Copy the lines below from the first one through the line containing "navy-fade-iris — [141, 271, 168, 298]", including both of those lines, and reproduce them without any changes.

— start Given entries —

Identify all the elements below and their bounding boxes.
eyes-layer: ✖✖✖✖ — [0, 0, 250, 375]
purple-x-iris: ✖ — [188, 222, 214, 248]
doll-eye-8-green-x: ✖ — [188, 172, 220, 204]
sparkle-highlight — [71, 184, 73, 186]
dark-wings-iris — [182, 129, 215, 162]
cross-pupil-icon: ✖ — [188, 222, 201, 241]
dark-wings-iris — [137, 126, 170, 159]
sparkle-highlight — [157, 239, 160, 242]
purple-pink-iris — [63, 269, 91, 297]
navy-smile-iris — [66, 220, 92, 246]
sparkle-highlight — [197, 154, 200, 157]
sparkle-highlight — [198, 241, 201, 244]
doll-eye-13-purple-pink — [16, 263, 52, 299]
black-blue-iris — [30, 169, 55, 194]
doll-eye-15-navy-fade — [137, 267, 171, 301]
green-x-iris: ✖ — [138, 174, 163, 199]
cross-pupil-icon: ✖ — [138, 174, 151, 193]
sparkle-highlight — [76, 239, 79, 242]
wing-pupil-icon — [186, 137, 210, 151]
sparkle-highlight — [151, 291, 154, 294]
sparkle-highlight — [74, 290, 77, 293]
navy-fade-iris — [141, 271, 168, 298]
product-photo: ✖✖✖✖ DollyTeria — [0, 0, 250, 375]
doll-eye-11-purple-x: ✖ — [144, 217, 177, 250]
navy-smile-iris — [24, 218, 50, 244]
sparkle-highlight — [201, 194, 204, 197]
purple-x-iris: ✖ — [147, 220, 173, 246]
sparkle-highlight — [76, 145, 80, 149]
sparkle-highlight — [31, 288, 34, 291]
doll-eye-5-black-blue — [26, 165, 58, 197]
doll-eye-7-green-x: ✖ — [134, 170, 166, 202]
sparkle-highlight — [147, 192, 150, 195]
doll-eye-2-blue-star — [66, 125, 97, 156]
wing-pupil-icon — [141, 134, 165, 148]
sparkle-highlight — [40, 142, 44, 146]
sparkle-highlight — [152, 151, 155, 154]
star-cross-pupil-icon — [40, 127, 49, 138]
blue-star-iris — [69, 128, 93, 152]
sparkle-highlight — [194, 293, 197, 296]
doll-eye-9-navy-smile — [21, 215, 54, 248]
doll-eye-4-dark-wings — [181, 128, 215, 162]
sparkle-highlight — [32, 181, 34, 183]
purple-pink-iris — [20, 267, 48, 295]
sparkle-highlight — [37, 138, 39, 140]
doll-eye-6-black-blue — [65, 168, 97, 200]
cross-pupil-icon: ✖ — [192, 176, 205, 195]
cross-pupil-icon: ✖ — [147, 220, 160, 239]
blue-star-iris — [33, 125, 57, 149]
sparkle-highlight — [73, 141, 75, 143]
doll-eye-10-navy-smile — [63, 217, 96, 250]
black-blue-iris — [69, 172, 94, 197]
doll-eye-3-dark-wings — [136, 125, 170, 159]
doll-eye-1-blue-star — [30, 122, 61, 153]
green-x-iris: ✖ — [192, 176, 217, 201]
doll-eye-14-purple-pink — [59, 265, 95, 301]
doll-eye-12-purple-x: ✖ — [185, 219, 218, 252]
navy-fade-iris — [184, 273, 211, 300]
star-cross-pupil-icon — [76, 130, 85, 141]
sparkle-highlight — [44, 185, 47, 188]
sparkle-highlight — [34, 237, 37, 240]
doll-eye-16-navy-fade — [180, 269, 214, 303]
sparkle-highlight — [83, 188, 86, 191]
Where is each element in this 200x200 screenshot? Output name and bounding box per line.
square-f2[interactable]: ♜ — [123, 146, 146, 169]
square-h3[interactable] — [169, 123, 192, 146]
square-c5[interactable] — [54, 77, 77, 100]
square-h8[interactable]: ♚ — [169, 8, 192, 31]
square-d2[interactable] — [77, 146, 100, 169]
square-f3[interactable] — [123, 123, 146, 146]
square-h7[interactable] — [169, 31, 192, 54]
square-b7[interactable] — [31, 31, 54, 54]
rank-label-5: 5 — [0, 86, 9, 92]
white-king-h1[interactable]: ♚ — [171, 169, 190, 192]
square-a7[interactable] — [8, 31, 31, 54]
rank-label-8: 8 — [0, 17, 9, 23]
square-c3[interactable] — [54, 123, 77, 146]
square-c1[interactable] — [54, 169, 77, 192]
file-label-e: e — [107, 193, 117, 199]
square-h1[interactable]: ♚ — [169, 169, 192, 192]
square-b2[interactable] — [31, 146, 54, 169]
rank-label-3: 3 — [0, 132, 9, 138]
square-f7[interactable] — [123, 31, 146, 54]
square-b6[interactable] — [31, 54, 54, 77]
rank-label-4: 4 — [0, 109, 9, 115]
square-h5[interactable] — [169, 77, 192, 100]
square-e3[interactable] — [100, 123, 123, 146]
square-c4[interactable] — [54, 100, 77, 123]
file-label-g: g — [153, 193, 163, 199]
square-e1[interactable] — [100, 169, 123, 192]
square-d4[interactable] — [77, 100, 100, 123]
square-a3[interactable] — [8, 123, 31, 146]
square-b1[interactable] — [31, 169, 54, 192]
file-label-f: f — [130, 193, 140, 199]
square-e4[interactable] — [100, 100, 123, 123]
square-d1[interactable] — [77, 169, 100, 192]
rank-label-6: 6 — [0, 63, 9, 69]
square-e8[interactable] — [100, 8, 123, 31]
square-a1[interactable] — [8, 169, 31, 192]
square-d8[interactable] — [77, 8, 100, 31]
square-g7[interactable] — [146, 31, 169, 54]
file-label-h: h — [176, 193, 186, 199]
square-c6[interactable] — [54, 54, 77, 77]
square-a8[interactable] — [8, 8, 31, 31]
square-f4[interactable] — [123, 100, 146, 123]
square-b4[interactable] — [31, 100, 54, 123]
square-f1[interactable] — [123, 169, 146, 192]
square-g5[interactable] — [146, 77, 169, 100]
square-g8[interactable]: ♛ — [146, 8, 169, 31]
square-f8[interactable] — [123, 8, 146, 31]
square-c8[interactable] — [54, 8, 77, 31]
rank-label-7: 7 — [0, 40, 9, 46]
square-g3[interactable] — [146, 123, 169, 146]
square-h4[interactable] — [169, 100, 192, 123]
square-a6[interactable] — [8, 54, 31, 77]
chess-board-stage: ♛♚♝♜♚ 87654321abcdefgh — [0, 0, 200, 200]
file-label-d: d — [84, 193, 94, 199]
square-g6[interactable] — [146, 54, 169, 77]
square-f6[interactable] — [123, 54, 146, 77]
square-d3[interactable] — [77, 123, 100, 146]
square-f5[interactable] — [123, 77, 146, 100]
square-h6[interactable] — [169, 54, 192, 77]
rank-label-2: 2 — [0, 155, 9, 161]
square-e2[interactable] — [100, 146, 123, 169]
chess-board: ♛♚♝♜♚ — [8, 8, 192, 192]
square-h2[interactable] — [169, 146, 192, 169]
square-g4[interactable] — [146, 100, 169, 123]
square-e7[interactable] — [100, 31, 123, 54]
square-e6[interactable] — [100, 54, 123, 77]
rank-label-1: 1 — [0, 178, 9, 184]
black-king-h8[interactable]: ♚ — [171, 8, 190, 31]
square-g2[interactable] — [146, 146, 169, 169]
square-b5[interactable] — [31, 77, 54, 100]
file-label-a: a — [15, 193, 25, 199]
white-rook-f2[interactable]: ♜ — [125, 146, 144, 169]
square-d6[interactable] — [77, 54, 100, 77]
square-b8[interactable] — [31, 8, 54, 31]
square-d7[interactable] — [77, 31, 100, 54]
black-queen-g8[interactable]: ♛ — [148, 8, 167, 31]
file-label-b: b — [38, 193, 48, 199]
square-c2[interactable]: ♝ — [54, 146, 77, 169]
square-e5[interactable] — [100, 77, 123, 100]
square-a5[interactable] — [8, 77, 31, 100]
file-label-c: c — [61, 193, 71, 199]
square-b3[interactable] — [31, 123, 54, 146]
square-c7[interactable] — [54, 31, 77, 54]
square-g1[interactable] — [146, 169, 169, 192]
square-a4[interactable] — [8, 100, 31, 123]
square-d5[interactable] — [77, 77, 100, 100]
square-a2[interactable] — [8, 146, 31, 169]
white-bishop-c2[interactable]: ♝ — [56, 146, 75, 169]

— end Given entries —

## Complete output
Identify all the elements below and their bounding boxes.
eyes-layer: ✖✖✖✖ — [0, 0, 250, 375]
purple-x-iris: ✖ — [188, 222, 214, 248]
doll-eye-8-green-x: ✖ — [188, 172, 220, 204]
sparkle-highlight — [71, 184, 73, 186]
dark-wings-iris — [182, 129, 215, 162]
cross-pupil-icon: ✖ — [188, 222, 201, 241]
dark-wings-iris — [137, 126, 170, 159]
sparkle-highlight — [157, 239, 160, 242]
purple-pink-iris — [63, 269, 91, 297]
navy-smile-iris — [66, 220, 92, 246]
sparkle-highlight — [197, 154, 200, 157]
sparkle-highlight — [198, 241, 201, 244]
doll-eye-13-purple-pink — [16, 263, 52, 299]
black-blue-iris — [30, 169, 55, 194]
doll-eye-15-navy-fade — [137, 267, 171, 301]
green-x-iris: ✖ — [138, 174, 163, 199]
cross-pupil-icon: ✖ — [138, 174, 151, 193]
sparkle-highlight — [76, 239, 79, 242]
wing-pupil-icon — [186, 137, 210, 151]
sparkle-highlight — [151, 291, 154, 294]
sparkle-highlight — [74, 290, 77, 293]
navy-fade-iris — [141, 271, 168, 298]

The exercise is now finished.